§ **Task goal**: For the word "sequencing", count the lines of the data that include it and give only the total.

§ **Document page text data**:

[Start of Attachment]

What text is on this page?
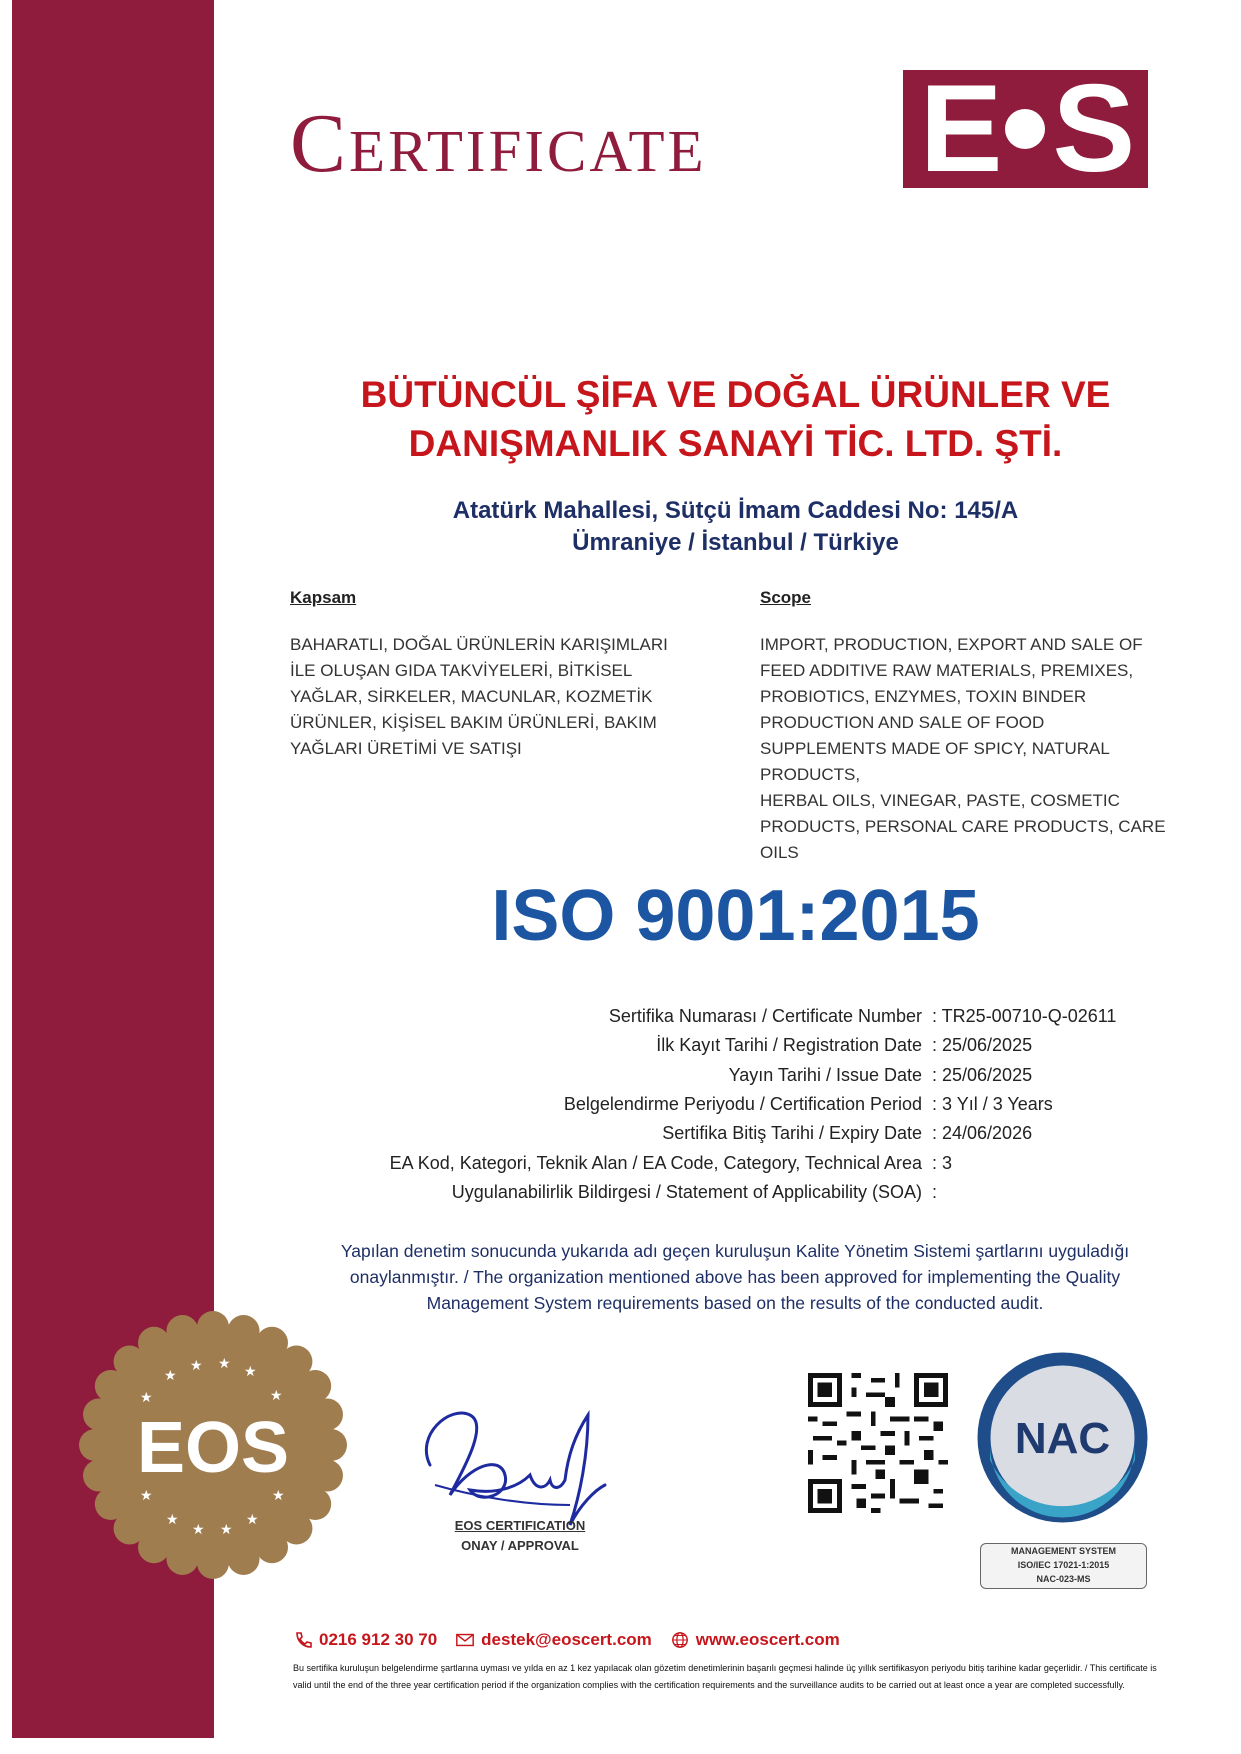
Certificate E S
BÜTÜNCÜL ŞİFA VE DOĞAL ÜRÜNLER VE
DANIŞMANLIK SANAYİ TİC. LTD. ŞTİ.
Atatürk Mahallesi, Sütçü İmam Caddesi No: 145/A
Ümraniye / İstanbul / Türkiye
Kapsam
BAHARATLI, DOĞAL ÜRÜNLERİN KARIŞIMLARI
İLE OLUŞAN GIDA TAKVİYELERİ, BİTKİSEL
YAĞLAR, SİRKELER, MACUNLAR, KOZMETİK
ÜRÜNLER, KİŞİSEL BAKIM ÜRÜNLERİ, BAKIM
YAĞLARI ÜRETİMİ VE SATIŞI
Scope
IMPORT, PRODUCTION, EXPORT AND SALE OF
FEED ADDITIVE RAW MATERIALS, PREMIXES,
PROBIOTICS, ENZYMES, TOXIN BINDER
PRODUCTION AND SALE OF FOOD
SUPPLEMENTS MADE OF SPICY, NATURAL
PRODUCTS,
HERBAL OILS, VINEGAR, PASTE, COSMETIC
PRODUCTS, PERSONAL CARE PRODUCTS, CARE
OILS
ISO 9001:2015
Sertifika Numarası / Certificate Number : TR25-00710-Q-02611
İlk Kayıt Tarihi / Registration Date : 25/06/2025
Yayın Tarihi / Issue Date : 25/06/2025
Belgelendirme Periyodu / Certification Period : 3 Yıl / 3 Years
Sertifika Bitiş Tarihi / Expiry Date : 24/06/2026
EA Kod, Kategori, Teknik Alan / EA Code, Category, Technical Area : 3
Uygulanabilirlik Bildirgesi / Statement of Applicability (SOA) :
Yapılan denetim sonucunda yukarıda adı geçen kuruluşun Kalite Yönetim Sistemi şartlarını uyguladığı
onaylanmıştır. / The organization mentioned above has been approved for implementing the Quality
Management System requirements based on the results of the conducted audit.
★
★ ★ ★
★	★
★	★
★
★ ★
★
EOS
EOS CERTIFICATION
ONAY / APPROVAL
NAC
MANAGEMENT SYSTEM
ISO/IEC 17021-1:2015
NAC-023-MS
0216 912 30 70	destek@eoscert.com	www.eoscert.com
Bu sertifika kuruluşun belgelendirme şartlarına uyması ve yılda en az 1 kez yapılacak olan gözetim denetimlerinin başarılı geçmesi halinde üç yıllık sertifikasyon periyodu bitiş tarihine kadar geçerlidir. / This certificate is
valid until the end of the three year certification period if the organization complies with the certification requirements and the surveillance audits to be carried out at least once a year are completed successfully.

[End of Attachment]
[Start of Attachment]

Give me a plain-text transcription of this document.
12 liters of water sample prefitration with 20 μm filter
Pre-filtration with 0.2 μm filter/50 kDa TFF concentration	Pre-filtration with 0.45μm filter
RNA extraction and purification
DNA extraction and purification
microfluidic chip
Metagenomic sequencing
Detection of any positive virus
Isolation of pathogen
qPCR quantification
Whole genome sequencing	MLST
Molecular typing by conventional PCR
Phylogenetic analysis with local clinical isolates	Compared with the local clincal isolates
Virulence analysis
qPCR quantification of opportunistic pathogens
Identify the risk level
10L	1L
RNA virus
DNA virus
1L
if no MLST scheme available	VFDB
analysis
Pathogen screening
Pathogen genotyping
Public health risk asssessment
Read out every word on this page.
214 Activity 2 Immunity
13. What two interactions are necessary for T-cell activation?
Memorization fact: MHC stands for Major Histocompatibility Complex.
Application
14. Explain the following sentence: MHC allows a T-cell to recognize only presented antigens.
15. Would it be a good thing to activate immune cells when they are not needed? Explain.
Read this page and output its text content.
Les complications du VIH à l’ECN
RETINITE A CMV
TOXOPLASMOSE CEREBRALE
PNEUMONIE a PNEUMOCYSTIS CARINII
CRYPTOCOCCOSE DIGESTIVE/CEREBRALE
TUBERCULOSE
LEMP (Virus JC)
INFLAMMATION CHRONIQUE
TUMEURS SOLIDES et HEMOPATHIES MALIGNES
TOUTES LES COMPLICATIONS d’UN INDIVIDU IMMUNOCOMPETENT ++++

[End of Attachment]

§ **Result**: 2